#### Written exercise:
Find how many lines hold the word "loaded" and give that number only.

#### Data in this exercise:
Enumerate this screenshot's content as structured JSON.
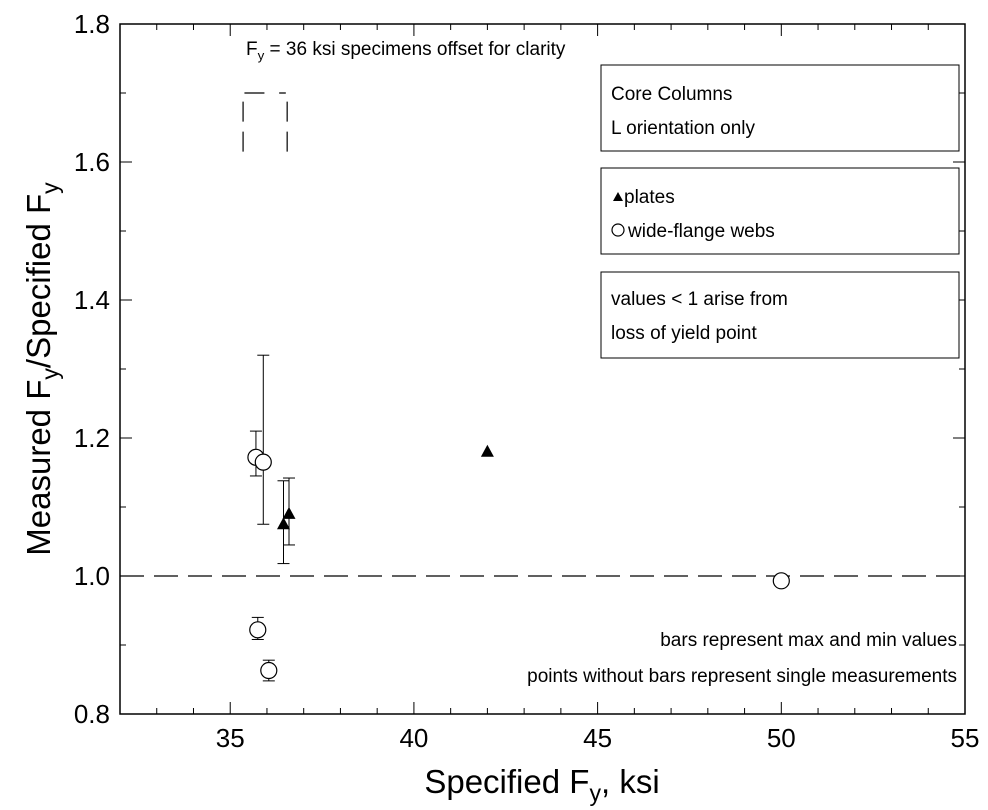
{
  "chart_data": {
    "type": "scatter",
    "title": "",
    "xlabel": {
      "main": "Specified F",
      "sub": "y",
      "tail": ", ksi"
    },
    "ylabel": {
      "a": "Measured F",
      "a_sub": "y",
      "b": "/Specified F",
      "b_sub": "y"
    },
    "xlim": [
      32,
      55
    ],
    "ylim": [
      0.8,
      1.8
    ],
    "x_ticks": [
      35,
      40,
      45,
      50,
      55
    ],
    "y_ticks": [
      0.8,
      1.0,
      1.2,
      1.4,
      1.6,
      1.8
    ],
    "x_tick_labels": [
      "35",
      "40",
      "45",
      "50",
      "55"
    ],
    "y_tick_labels": [
      "0.8",
      "1.0",
      "1.2",
      "1.4",
      "1.6",
      "1.8"
    ],
    "reference_line": {
      "y": 1.0,
      "style": "dashed"
    },
    "series": [
      {
        "name": "plates",
        "marker": "triangle",
        "points": [
          {
            "x": 36.45,
            "y": 1.075,
            "ymin": 1.018,
            "ymax": 1.138
          },
          {
            "x": 36.6,
            "y": 1.09,
            "ymin": 1.045,
            "ymax": 1.142
          },
          {
            "x": 42.0,
            "y": 1.18
          }
        ]
      },
      {
        "name": "wide-flange webs",
        "marker": "circle",
        "points": [
          {
            "x": 35.7,
            "y": 1.172,
            "ymin": 1.145,
            "ymax": 1.21
          },
          {
            "x": 35.9,
            "y": 1.165,
            "ymin": 1.075,
            "ymax": 1.32
          },
          {
            "x": 35.75,
            "y": 0.922,
            "ymin": 0.908,
            "ymax": 0.94
          },
          {
            "x": 36.05,
            "y": 0.863,
            "ymin": 0.848,
            "ymax": 0.878
          },
          {
            "x": 50.0,
            "y": 0.993
          }
        ]
      }
    ],
    "offset_note": {
      "pre": "F",
      "sub": "y",
      "post": " = 36 ksi specimens offset for clarity"
    },
    "boxes": [
      {
        "id": "core",
        "lines": [
          "Core Columns",
          "L orientation only"
        ]
      },
      {
        "id": "legend",
        "lines": [
          "plates",
          "wide-flange webs"
        ]
      },
      {
        "id": "values",
        "lines": [
          "values < 1 arise from",
          "loss of yield point"
        ]
      }
    ],
    "bottom_notes": [
      "bars represent max and min values",
      "points without bars represent single measurements"
    ],
    "grid": false,
    "legend_position": "top-right"
  }
}
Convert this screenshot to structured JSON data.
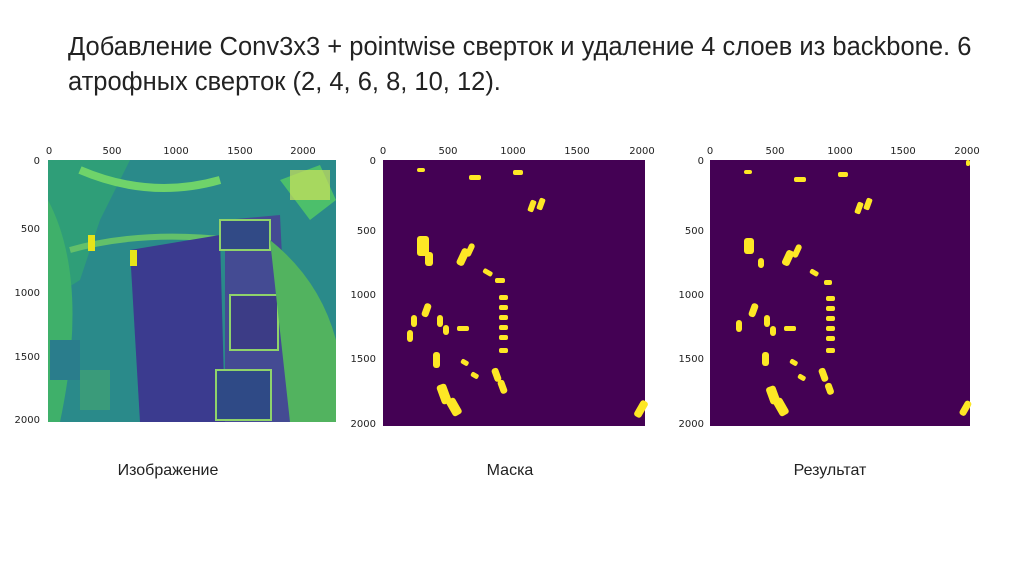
{
  "slide": {
    "title": "Добавление Conv3x3 + pointwise сверток и удаление 4 слоев из backbone. 6 атрофных сверток (2, 4, 6, 8, 10, 12)."
  },
  "axis_ticks": {
    "x": [
      "0",
      "500",
      "1000",
      "1500",
      "2000"
    ],
    "y": [
      "0",
      "500",
      "1000",
      "1500",
      "2000"
    ]
  },
  "panels": [
    {
      "caption": "Изображение"
    },
    {
      "caption": "Маска"
    },
    {
      "caption": "Результат"
    }
  ],
  "colors": {
    "background_mask": "#440154",
    "object_mask": "#fde725",
    "aerial_dark": "#3b3b8f",
    "aerial_mid": "#2a8a8a",
    "aerial_light": "#5ec962"
  }
}
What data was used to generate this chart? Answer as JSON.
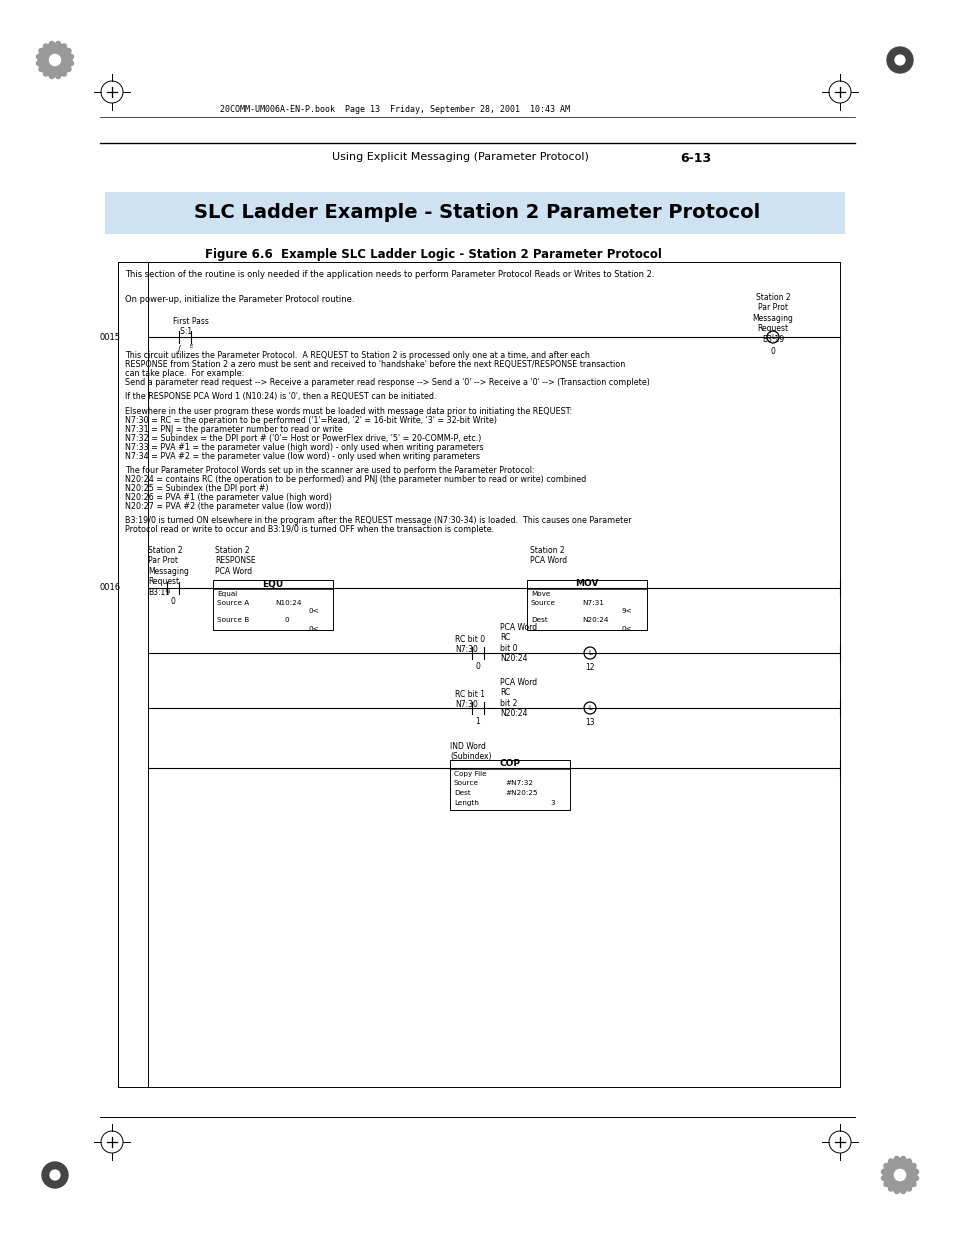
{
  "page_bg": "#ffffff",
  "header_line_text": "20COMM-UM006A-EN-P.book  Page 13  Friday, September 28, 2001  10:43 AM",
  "footer_header_text": "Using Explicit Messaging (Parameter Protocol)",
  "footer_header_num": "6-13",
  "title_text": "SLC Ladder Example - Station 2 Parameter Protocol",
  "figure_label": "Figure 6.6  Example SLC Ladder Logic - Station 2 Parameter Protocol",
  "box_text_intro": "This section of the routine is only needed if the application needs to perform Parameter Protocol Reads or Writes to Station 2.",
  "on_power_up_text": "On power-up, initialize the Parameter Protocol routine.",
  "circuit_line1": "This circuit utilizes the Parameter Protocol.  A REQUEST to Station 2 is processed only one at a time, and after each",
  "circuit_line2": "RESPONSE from Station 2 a zero must be sent and received to 'handshake' before the next REQUEST/RESPONSE transaction",
  "circuit_line3": "can take place.  For example:",
  "circuit_line4": "Send a parameter read request --> Receive a parameter read response --> Send a '0' --> Receive a '0' --> (Transaction complete)",
  "response_line": "If the RESPONSE PCA Word 1 (N10:24) is '0', then a REQUEST can be initiated.",
  "elsewhere_line0": "Elsewhere in the user program these words must be loaded with message data prior to initiating the REQUEST:",
  "elsewhere_line1": "N7:30 = RC = the operation to be performed ('1'=Read, '2' = 16-bit Write, '3' = 32-bit Write)",
  "elsewhere_line2": "N7:31 = PNJ = the parameter number to read or write",
  "elsewhere_line3": "N7:32 = Subindex = the DPI port # ('0'= Host or PowerFlex drive, '5' = 20-COMM-P, etc.)",
  "elsewhere_line4": "N7:33 = PVA #1 = the parameter value (high word) - only used when writing parameters",
  "elsewhere_line5": "N7:34 = PVA #2 = the parameter value (low word) - only used when writing parameters",
  "four_words_line0": "The four Parameter Protocol Words set up in the scanner are used to perform the Parameter Protocol:",
  "four_words_line1": "N20:24 = contains RC (the operation to be performed) and PNJ (the parameter number to read or write) combined",
  "four_words_line2": "N20:25 = Subindex (the DPI port #)",
  "four_words_line3": "N20:26 = PVA #1 (the parameter value (high word)",
  "four_words_line4": "N20:27 = PVA #2 (the parameter value (low word))",
  "b3_line1": "B3:19/0 is turned ON elsewhere in the program after the REQUEST message (N7:30-34) is loaded.  This causes one Parameter",
  "b3_line2": "Protocol read or write to occur and B3:19/0 is turned OFF when the transaction is complete."
}
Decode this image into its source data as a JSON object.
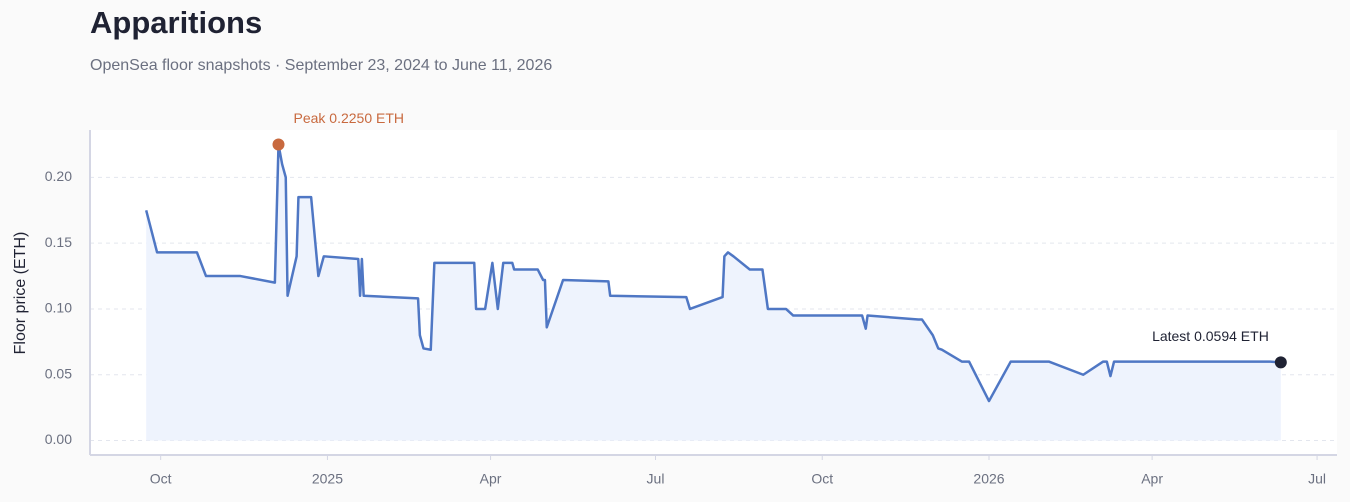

#### Reply:
2